• [CHALLENGE]
Copy out every line that contains "text".

• [DATA PROVIDED]
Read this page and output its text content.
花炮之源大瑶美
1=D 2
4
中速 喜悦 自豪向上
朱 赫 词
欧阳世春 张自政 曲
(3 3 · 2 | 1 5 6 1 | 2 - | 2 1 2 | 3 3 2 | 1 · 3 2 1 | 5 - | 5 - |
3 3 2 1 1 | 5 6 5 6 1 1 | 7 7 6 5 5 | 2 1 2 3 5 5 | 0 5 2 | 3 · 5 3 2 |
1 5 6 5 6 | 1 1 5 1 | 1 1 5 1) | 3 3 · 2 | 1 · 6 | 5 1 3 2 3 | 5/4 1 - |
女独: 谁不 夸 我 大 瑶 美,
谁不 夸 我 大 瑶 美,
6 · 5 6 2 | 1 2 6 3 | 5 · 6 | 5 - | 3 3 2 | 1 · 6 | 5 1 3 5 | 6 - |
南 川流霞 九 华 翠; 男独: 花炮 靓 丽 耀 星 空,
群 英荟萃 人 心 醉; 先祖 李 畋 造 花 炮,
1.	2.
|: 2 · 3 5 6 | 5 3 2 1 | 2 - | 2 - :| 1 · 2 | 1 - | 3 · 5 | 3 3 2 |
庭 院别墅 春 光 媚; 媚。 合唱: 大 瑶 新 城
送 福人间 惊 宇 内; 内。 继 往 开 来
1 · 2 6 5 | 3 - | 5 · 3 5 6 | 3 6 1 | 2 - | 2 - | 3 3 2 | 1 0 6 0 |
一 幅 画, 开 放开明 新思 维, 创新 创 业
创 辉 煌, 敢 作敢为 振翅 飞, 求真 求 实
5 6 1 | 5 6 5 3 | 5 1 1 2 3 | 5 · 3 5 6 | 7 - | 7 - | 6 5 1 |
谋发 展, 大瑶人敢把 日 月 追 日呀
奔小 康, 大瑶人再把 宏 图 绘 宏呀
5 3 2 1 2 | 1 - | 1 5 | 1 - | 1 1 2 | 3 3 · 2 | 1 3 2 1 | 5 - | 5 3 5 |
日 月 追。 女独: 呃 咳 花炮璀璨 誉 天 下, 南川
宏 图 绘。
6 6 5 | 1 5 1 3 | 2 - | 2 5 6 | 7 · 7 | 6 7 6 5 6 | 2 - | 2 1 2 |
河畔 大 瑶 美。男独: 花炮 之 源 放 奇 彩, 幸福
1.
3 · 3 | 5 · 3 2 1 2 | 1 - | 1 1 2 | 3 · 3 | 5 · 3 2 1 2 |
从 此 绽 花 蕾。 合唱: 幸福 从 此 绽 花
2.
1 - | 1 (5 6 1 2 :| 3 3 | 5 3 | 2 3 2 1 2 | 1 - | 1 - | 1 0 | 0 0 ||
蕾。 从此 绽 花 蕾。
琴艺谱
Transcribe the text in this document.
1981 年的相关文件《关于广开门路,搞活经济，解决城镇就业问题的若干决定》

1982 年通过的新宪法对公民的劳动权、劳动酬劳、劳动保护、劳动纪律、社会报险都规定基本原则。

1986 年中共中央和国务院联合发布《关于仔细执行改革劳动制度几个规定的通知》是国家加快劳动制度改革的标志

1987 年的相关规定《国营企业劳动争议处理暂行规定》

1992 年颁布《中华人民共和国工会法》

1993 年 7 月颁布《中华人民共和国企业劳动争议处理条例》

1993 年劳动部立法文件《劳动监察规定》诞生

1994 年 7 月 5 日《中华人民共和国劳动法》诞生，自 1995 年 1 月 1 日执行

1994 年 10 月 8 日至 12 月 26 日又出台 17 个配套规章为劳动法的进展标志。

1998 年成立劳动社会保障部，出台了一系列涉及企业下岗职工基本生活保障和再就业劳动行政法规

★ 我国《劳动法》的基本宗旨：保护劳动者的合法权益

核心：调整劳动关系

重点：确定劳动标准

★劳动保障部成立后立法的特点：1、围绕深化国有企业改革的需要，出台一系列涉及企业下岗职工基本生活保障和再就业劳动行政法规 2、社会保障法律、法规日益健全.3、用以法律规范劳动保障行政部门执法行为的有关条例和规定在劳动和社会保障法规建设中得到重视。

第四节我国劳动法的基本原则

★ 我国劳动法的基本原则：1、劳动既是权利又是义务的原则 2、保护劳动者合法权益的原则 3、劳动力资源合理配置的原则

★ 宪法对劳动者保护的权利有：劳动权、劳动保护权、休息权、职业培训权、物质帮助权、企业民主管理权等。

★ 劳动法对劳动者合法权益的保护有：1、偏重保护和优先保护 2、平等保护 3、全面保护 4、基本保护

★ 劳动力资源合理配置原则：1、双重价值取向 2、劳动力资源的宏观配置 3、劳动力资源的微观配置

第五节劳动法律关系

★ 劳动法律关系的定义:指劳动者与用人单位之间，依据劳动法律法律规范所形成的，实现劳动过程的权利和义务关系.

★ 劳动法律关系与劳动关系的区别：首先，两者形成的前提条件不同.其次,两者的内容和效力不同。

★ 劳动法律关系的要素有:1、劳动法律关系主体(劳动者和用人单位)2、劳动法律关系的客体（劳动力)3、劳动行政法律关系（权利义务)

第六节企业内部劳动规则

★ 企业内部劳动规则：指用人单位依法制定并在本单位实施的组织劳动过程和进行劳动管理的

• [PROBLEM SOLUTION]
Read this page and output its text content.
Transcribe the text in this document.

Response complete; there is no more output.